-- BEGIN DATA --

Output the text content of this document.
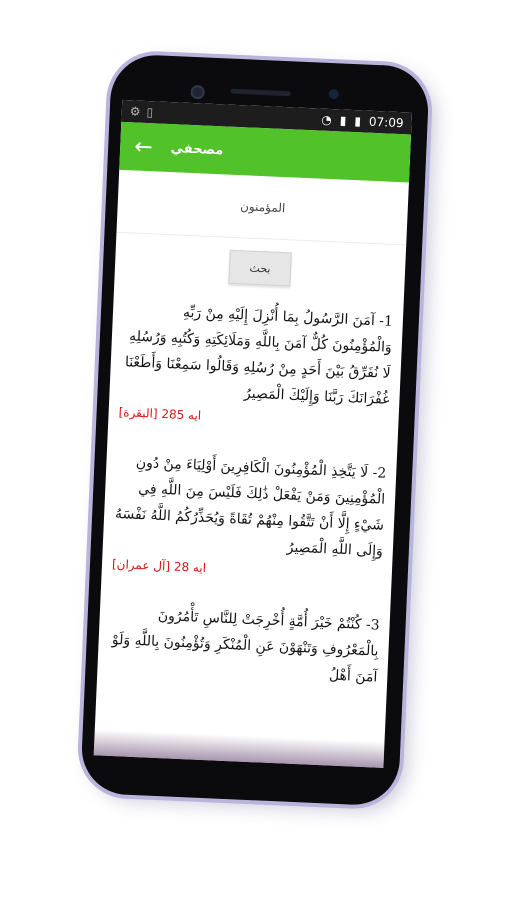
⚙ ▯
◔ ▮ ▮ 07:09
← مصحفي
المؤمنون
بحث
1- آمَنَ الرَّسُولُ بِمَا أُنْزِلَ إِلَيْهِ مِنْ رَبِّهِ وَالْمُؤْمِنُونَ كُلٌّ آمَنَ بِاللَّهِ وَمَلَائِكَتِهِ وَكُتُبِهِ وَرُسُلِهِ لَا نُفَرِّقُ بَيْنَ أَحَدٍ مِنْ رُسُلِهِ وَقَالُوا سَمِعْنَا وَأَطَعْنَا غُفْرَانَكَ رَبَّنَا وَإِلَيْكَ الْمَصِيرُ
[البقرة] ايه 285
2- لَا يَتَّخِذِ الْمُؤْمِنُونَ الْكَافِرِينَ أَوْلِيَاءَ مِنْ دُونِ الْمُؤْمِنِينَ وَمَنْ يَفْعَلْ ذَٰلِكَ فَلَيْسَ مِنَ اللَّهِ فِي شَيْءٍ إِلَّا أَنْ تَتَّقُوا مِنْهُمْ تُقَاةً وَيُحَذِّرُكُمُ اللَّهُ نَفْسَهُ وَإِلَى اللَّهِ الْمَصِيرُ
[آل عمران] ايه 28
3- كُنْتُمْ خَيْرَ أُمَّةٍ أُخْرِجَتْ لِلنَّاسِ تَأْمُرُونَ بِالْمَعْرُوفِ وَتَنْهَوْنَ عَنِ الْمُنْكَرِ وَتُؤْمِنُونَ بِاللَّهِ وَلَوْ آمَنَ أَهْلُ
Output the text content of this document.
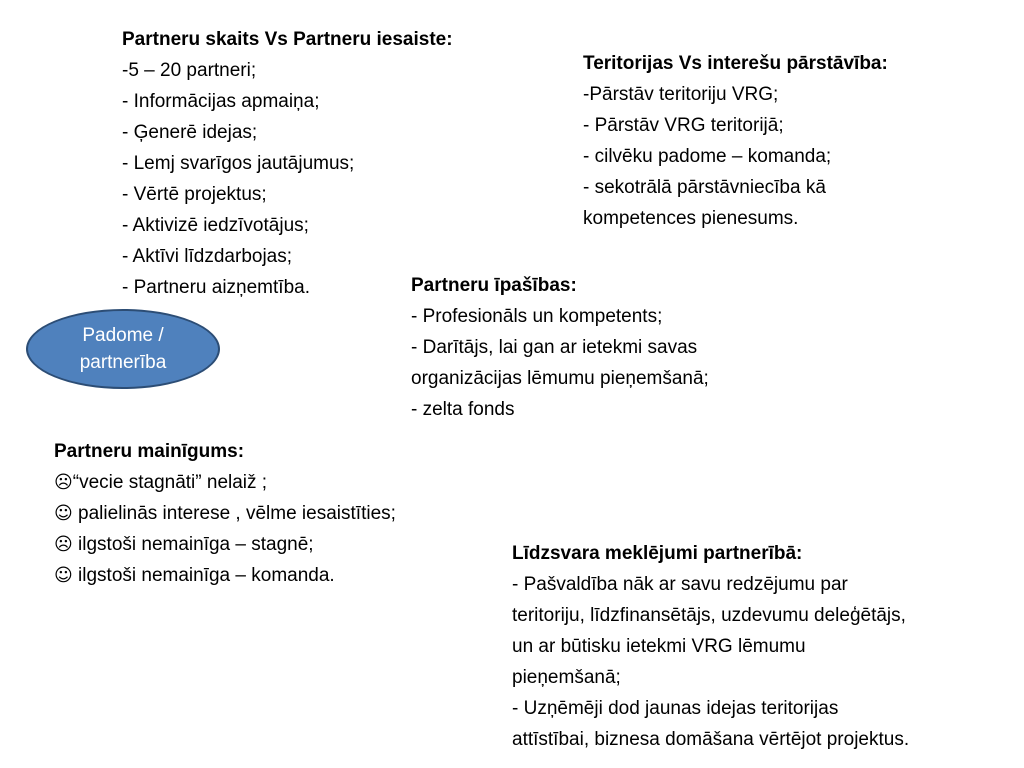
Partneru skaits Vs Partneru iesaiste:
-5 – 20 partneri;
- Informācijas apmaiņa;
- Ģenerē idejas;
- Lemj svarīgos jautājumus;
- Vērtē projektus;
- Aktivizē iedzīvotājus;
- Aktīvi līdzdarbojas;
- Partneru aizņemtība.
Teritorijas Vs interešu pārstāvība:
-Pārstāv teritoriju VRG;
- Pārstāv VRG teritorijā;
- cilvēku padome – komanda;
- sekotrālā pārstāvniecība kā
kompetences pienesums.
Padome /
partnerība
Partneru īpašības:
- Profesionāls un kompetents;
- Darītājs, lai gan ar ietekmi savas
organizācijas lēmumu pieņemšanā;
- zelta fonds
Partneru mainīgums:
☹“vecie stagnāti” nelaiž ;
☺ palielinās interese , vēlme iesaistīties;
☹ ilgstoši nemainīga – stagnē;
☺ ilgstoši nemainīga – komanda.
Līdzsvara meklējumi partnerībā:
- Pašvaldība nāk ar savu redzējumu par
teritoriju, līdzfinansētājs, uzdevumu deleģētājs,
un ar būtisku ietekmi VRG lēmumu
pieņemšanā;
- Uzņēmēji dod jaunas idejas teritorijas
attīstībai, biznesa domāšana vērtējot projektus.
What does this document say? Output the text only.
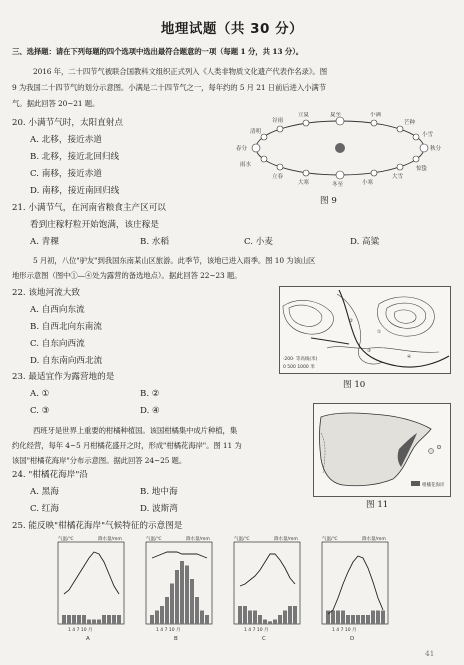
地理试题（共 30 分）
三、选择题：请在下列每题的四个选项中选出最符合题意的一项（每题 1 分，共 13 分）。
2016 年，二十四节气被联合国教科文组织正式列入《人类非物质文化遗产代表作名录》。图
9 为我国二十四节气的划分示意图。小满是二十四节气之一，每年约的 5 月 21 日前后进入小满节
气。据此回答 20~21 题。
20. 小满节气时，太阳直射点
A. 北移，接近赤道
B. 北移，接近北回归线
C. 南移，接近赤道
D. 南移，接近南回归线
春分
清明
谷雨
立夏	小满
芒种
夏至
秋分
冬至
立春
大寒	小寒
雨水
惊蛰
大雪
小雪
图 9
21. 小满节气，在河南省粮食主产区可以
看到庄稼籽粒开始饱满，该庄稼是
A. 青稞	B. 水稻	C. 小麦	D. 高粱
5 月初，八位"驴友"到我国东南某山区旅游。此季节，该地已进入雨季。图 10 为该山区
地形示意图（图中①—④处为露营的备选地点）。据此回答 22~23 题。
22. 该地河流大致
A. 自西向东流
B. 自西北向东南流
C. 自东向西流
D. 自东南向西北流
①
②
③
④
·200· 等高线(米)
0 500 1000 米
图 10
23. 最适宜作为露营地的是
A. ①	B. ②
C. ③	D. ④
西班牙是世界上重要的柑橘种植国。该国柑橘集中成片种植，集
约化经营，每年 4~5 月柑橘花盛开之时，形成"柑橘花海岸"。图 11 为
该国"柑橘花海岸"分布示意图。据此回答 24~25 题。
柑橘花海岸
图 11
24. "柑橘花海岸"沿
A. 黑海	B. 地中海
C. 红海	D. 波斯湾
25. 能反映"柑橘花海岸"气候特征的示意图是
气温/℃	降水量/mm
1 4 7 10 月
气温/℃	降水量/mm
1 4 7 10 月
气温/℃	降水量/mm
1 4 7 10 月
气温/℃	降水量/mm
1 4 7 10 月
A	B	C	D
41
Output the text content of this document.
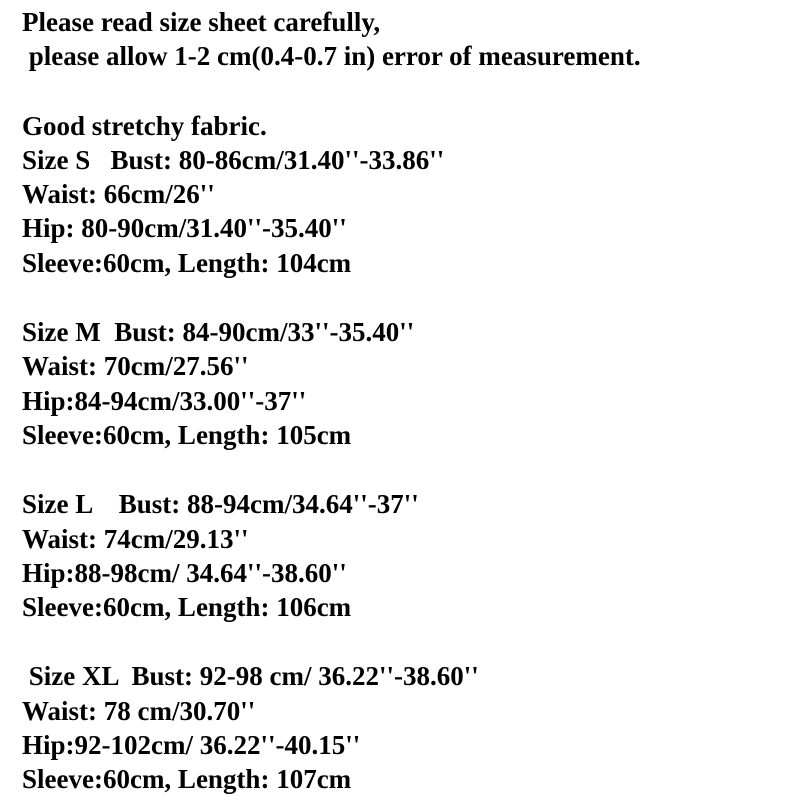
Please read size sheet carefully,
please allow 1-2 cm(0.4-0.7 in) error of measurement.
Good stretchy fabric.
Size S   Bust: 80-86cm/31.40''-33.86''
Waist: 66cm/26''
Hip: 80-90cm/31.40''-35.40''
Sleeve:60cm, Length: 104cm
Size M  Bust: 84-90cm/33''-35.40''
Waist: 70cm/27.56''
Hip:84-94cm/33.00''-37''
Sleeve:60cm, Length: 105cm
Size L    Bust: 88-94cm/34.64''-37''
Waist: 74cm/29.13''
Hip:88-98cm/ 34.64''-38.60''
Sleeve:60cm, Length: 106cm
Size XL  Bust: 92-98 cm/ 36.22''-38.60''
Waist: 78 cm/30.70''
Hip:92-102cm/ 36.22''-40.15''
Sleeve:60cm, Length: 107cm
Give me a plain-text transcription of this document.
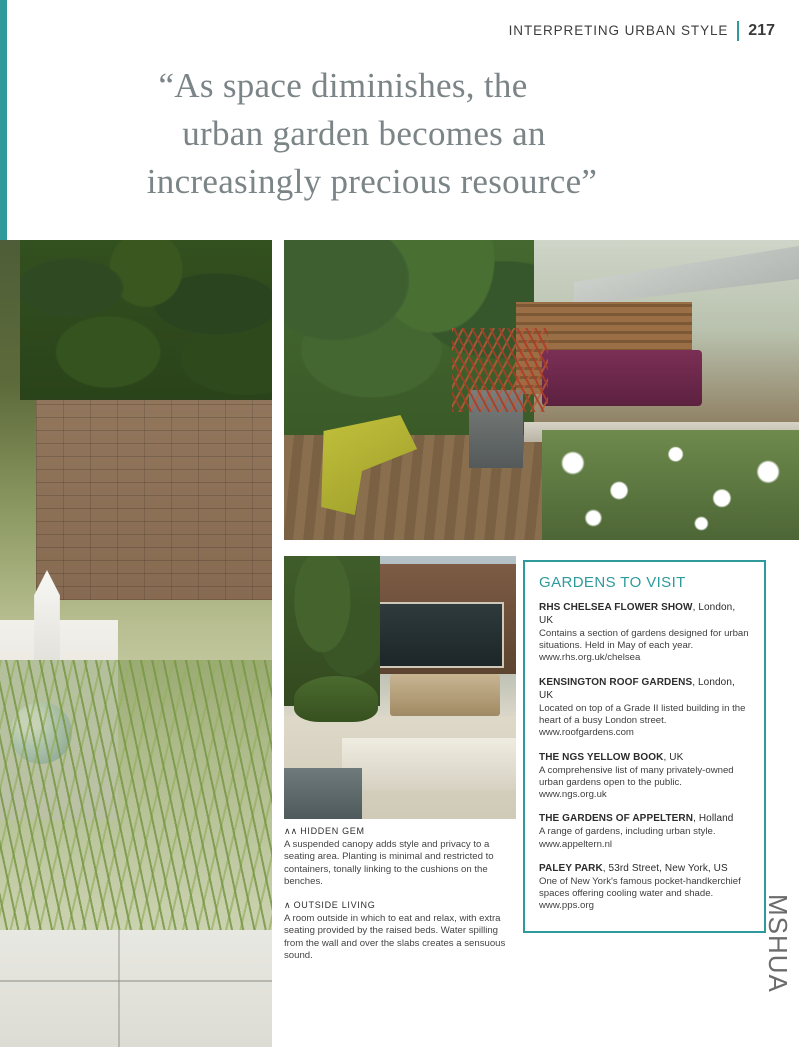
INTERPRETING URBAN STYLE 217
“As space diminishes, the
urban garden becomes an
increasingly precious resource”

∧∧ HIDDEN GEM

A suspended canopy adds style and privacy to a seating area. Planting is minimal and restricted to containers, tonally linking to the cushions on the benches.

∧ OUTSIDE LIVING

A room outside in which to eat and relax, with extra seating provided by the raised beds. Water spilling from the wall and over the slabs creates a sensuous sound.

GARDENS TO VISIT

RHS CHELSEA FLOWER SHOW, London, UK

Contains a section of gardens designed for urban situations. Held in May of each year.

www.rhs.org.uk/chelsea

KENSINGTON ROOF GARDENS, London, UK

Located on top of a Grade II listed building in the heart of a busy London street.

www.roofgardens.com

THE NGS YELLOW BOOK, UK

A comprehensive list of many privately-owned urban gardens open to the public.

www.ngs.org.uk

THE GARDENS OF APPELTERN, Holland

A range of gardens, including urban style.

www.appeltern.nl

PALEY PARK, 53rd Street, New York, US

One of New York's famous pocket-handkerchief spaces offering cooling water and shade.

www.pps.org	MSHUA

-- END DATA --

▶ _WHAT IS EXPECTED_: Lines from the one that contains "Give me a plain-text" through the last line of the data above are to be extracted exactly, with no pictures and no other lines.

▶ _FULL SOLUTION_:
Give me a plain-text transcription of this document.
INTERPRETING URBAN STYLE 217
“As space diminishes, the
urban garden becomes an
increasingly precious resource”

∧∧ HIDDEN GEM

A suspended canopy adds style and privacy to a seating area. Planting is minimal and restricted to containers, tonally linking to the cushions on the benches.

∧ OUTSIDE LIVING

A room outside in which to eat and relax, with extra seating provided by the raised beds. Water spilling from the wall and over the slabs creates a sensuous sound.

GARDENS TO VISIT

RHS CHELSEA FLOWER SHOW, London, UK

Contains a section of gardens designed for urban situations. Held in May of each year.

www.rhs.org.uk/chelsea

KENSINGTON ROOF GARDENS, London, UK

Located on top of a Grade II listed building in the heart of a busy London street.

www.roofgardens.com

THE NGS YELLOW BOOK, UK

A comprehensive list of many privately-owned urban gardens open to the public.

www.ngs.org.uk

THE GARDENS OF APPELTERN, Holland

A range of gardens, including urban style.

www.appeltern.nl

PALEY PARK, 53rd Street, New York, US

One of New York's famous pocket-handkerchief spaces offering cooling water and shade.

www.pps.org	MSHUA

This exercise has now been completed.